> [GIVEN PROBLEM]:
Report every line below that holds the word "this".

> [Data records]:
■ ■ ■ ■ ■ ■ ■

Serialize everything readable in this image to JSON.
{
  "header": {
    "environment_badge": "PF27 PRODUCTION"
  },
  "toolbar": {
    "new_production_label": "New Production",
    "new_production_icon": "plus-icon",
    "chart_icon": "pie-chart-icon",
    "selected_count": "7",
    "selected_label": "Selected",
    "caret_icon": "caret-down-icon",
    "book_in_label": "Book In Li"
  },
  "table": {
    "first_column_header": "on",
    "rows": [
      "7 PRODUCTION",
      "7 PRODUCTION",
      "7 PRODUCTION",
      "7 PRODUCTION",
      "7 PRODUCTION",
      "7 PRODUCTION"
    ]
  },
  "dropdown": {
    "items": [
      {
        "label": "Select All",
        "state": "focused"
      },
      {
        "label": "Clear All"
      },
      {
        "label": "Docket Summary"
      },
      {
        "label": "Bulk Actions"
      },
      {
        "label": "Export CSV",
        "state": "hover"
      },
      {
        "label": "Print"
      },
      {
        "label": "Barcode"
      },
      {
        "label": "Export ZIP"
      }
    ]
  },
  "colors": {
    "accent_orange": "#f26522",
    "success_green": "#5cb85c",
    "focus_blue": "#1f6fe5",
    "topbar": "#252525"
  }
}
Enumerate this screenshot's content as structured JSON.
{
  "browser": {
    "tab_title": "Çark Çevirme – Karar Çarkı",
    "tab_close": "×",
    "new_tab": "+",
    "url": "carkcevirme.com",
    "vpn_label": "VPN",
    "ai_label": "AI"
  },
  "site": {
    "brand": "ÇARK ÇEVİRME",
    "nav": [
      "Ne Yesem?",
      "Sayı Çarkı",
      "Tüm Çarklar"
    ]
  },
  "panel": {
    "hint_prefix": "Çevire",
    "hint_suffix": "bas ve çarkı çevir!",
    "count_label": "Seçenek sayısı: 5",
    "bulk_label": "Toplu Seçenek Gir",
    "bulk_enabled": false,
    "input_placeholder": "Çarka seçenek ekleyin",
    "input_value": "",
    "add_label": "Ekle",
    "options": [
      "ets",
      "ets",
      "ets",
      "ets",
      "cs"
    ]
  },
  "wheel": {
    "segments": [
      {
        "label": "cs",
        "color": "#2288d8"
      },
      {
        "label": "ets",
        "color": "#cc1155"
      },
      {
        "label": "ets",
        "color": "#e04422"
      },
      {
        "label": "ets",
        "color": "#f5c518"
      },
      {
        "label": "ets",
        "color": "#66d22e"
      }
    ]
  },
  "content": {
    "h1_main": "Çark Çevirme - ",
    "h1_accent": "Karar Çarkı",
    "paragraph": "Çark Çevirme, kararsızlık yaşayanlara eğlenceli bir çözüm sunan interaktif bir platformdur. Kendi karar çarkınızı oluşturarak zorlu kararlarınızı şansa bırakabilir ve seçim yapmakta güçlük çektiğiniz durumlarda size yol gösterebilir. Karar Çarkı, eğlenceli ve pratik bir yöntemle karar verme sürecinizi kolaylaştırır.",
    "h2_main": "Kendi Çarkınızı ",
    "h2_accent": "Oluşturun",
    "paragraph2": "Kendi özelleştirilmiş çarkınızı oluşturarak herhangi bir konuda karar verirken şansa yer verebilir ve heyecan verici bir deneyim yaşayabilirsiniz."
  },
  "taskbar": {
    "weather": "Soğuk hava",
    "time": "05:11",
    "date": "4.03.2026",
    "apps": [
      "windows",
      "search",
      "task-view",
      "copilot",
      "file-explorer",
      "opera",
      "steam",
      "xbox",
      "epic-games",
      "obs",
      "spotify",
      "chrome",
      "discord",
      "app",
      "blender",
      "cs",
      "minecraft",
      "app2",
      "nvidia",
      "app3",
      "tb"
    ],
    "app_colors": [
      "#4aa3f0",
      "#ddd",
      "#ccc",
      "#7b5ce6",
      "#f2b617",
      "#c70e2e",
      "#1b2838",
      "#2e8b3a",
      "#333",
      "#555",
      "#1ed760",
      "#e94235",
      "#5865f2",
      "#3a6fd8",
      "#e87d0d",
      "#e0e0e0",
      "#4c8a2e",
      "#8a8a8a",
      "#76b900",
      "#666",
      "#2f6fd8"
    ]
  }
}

■ ■ ■ ■ ■ ■ ■

> [ANSWER TO THE TASK]:
Serialize everything readable in this image to JSON.
Enumerate this screenshot's content as structured JSON.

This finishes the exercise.